Task input ▸
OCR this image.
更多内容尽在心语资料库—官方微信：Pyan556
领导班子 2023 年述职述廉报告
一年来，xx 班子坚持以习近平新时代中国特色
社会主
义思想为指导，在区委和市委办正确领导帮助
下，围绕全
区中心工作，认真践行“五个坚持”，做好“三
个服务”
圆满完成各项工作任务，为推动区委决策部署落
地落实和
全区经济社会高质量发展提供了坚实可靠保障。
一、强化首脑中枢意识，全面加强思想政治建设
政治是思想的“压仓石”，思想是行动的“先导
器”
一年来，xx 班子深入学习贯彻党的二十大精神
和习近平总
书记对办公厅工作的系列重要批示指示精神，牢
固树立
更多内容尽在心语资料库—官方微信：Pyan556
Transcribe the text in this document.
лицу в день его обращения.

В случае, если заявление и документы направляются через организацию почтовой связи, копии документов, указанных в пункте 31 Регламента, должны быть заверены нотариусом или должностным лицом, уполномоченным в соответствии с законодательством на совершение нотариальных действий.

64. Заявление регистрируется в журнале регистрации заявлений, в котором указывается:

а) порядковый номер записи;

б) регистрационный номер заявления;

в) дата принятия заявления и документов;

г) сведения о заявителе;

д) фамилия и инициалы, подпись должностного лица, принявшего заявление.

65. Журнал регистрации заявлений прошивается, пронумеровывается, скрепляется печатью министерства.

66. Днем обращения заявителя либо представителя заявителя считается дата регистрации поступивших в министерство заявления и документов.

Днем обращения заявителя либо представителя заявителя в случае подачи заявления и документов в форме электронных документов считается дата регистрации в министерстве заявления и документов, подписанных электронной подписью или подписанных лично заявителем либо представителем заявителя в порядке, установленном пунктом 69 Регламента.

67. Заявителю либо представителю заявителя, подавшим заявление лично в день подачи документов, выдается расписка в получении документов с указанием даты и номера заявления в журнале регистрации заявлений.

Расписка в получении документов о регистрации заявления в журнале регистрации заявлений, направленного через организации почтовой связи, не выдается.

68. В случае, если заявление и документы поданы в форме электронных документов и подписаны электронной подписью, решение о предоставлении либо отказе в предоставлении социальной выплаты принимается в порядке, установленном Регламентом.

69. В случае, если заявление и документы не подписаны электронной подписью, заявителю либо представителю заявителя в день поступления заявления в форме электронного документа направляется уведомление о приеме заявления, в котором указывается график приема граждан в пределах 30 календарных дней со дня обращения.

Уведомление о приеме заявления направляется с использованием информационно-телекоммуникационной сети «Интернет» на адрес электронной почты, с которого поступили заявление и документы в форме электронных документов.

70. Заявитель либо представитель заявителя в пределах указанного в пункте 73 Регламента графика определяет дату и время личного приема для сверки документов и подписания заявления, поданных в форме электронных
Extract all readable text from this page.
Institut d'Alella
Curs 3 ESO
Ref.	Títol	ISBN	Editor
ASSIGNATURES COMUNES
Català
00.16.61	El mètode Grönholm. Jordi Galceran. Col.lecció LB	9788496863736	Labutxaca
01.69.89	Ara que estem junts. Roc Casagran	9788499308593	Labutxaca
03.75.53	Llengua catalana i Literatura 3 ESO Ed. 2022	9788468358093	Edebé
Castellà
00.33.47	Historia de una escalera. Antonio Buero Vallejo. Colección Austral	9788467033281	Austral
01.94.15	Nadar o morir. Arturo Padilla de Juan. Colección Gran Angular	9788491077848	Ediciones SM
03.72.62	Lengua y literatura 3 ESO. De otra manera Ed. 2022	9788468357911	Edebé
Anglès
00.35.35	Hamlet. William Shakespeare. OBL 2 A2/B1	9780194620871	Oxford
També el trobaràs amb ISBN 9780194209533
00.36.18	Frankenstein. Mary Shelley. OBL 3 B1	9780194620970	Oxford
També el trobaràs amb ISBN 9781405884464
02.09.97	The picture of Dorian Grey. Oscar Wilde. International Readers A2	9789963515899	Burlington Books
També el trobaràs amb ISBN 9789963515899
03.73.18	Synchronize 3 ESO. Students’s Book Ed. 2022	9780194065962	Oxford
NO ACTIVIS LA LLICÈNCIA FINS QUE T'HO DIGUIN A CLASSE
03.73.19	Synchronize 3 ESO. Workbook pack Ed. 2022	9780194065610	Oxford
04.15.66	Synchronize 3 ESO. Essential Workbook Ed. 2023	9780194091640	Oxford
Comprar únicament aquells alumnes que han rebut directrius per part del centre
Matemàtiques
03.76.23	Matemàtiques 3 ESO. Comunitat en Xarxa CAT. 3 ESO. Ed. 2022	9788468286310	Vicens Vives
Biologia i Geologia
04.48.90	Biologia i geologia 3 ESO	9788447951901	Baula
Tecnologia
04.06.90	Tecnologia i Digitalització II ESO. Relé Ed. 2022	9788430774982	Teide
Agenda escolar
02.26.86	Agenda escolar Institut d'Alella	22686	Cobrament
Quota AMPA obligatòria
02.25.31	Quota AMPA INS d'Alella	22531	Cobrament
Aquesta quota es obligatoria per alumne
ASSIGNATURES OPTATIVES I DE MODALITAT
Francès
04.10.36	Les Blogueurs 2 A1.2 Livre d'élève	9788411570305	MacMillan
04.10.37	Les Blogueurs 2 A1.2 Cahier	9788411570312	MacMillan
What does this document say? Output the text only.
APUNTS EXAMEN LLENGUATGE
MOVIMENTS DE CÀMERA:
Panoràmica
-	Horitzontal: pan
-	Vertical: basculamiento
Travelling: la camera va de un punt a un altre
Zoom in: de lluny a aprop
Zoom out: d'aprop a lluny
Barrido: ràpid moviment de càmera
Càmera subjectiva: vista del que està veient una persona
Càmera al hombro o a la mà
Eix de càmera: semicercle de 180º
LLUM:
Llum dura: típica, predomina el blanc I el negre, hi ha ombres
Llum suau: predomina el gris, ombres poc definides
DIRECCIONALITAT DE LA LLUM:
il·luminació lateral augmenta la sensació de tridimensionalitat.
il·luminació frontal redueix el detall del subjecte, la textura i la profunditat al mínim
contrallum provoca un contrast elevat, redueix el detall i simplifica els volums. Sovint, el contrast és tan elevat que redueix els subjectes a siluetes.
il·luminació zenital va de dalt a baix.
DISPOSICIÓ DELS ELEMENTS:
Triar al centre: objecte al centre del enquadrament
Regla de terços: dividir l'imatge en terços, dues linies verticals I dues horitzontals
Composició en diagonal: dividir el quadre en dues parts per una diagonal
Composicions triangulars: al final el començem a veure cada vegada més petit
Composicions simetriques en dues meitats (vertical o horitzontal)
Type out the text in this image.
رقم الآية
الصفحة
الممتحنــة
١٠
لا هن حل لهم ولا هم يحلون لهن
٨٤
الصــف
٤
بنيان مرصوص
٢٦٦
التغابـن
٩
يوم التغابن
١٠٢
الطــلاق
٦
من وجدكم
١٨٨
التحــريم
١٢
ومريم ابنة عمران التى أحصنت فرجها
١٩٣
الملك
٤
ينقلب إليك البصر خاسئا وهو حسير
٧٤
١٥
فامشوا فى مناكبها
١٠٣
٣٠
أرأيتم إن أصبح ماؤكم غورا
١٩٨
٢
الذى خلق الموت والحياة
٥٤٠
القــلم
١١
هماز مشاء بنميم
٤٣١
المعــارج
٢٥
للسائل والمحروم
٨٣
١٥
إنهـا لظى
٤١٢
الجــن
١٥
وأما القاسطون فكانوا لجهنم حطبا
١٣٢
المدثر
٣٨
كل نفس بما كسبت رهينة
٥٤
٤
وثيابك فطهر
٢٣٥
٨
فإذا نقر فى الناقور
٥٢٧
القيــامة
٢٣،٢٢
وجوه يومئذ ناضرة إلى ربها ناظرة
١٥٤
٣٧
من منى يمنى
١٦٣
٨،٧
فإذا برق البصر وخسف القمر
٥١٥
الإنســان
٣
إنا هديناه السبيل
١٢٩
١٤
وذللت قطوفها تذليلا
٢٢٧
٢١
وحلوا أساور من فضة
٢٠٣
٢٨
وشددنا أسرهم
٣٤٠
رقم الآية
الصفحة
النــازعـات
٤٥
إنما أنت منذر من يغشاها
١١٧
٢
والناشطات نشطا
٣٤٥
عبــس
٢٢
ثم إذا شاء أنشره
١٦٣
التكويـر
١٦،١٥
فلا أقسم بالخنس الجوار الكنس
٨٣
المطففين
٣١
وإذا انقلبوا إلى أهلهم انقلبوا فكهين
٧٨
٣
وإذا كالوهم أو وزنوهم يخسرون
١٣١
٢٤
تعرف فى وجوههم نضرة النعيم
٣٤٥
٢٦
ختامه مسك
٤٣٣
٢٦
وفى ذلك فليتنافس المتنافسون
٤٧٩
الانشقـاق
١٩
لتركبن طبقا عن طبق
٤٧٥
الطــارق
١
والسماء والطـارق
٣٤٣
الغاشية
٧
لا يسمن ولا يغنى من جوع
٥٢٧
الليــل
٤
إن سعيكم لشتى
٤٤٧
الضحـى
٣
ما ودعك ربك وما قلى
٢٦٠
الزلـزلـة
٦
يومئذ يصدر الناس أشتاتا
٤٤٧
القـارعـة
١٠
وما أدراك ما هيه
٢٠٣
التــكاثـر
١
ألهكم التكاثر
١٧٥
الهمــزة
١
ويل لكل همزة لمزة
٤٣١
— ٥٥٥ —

The task ▸
Reproduce each line from the records that contains the word "Oxford".

Full response ▸
00.35.35	Hamlet. William Shakespeare. OBL 2 A2/B1	9780194620871	Oxford
00.36.18	Frankenstein. Mary Shelley. OBL 3 B1	9780194620970	Oxford
03.73.18	Synchronize 3 ESO. Students’s Book Ed. 2022	9780194065962	Oxford
03.73.19	Synchronize 3 ESO. Workbook pack Ed. 2022	9780194065610	Oxford
04.15.66	Synchronize 3 ESO. Essential Workbook Ed. 2023	9780194091640	Oxford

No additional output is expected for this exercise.